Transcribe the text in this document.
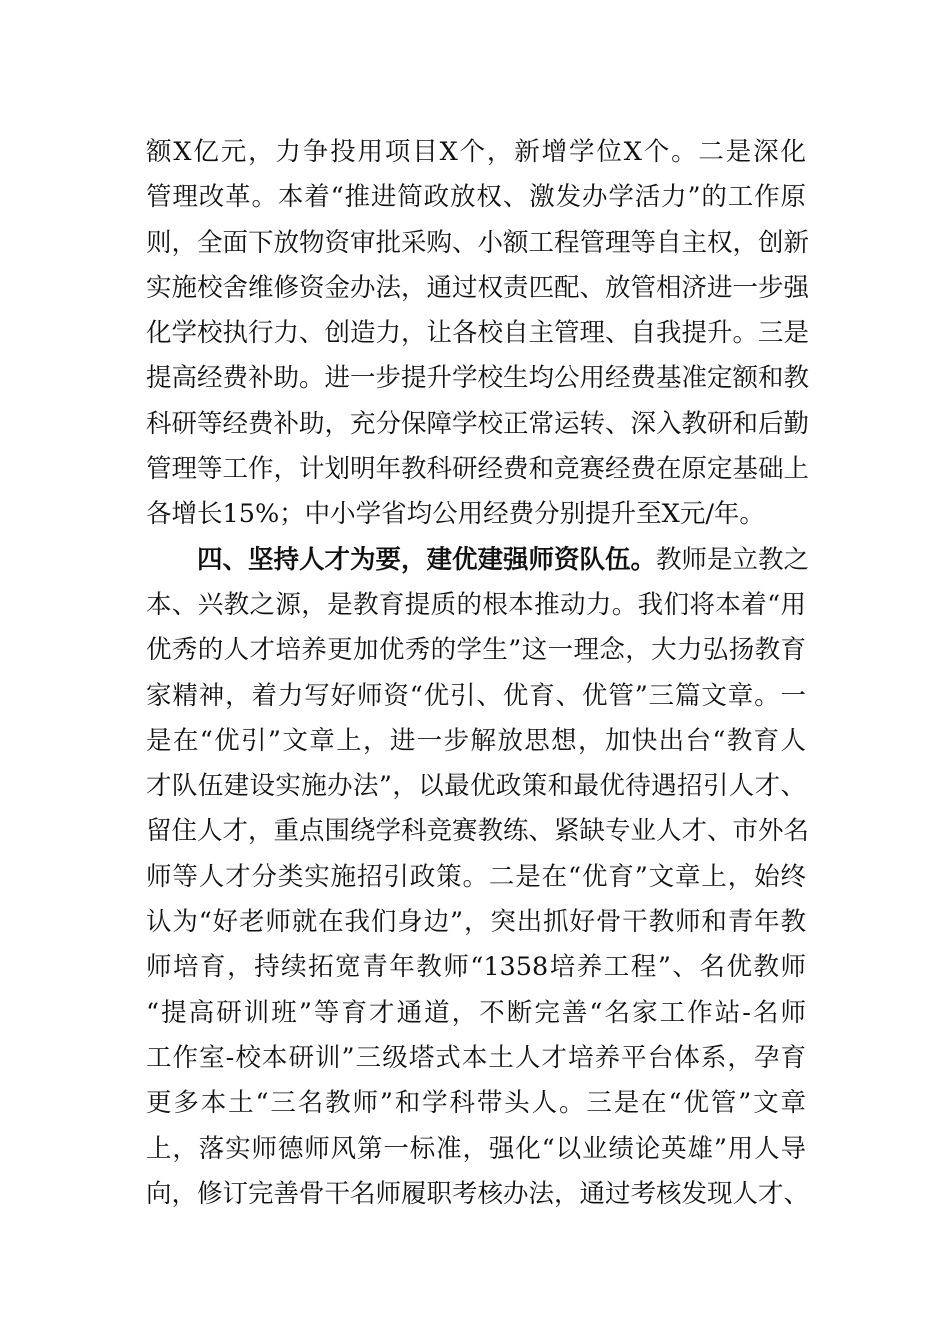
额X亿元，力争投用项目X个，新增学位X个。二是深化
管理改革。本着“推进简政放权、激发办学活力”的工作原
则，全面下放物资审批采购、小额工程管理等自主权，创新
实施校舍维修资金办法，通过权责匹配、放管相济进一步强
化学校执行力、创造力，让各校自主管理、自我提升。三是
提高经费补助。进一步提升学校生均公用经费基准定额和教
科研等经费补助，充分保障学校正常运转、深入教研和后勤
管理等工作，计划明年教科研经费和竞赛经费在原定基础上
各增长15%；中小学省均公用经费分别提升至X元/年。
四、坚持人才为要，建优建强师资队伍。教师是立教之
本、兴教之源，是教育提质的根本推动力。我们将本着“用
优秀的人才培养更加优秀的学生”这一理念，大力弘扬教育
家精神，着力写好师资“优引、优育、优管”三篇文章。一
是在“优引”文章上，进一步解放思想，加快出台“教育人
才队伍建设实施办法”，以最优政策和最优待遇招引人才、
留住人才，重点围绕学科竞赛教练、紧缺专业人才、市外名
师等人才分类实施招引政策。二是在“优育”文章上，始终
认为“好老师就在我们身边”，突出抓好骨干教师和青年教
师培育，持续拓宽青年教师“1358培养工程”、名优教师
“提高研训班”等育才通道，不断完善“名家工作站-名师
工作室-校本研训”三级塔式本土人才培养平台体系，孕育
更多本土“三名教师”和学科带头人。三是在“优管”文章
上，落实师德师风第一标准，强化“以业绩论英雄”用人导
向，修订完善骨干名师履职考核办法，通过考核发现人才、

TASK>
Your copy should match the entries exactly, minus the pictures.

EXERCISE RESPONSE>
Transcribe the text in this document.
额X亿元，力争投用项目X个，新增学位X个。二是深化
管理改革。本着“推进简政放权、激发办学活力”的工作原
则，全面下放物资审批采购、小额工程管理等自主权，创新
实施校舍维修资金办法，通过权责匹配、放管相济进一步强
化学校执行力、创造力，让各校自主管理、自我提升。三是
提高经费补助。进一步提升学校生均公用经费基准定额和教
科研等经费补助，充分保障学校正常运转、深入教研和后勤
管理等工作，计划明年教科研经费和竞赛经费在原定基础上
各增长15%；中小学省均公用经费分别提升至X元/年。
四、坚持人才为要，建优建强师资队伍。教师是立教之
本、兴教之源，是教育提质的根本推动力。我们将本着“用
优秀的人才培养更加优秀的学生”这一理念，大力弘扬教育
家精神，着力写好师资“优引、优育、优管”三篇文章。一
是在“优引”文章上，进一步解放思想，加快出台“教育人
才队伍建设实施办法”，以最优政策和最优待遇招引人才、
留住人才，重点围绕学科竞赛教练、紧缺专业人才、市外名
师等人才分类实施招引政策。二是在“优育”文章上，始终
认为“好老师就在我们身边”，突出抓好骨干教师和青年教
师培育，持续拓宽青年教师“1358培养工程”、名优教师
“提高研训班”等育才通道，不断完善“名家工作站-名师
工作室-校本研训”三级塔式本土人才培养平台体系，孕育
更多本土“三名教师”和学科带头人。三是在“优管”文章
上，落实师德师风第一标准，强化“以业绩论英雄”用人导
向，修订完善骨干名师履职考核办法，通过考核发现人才、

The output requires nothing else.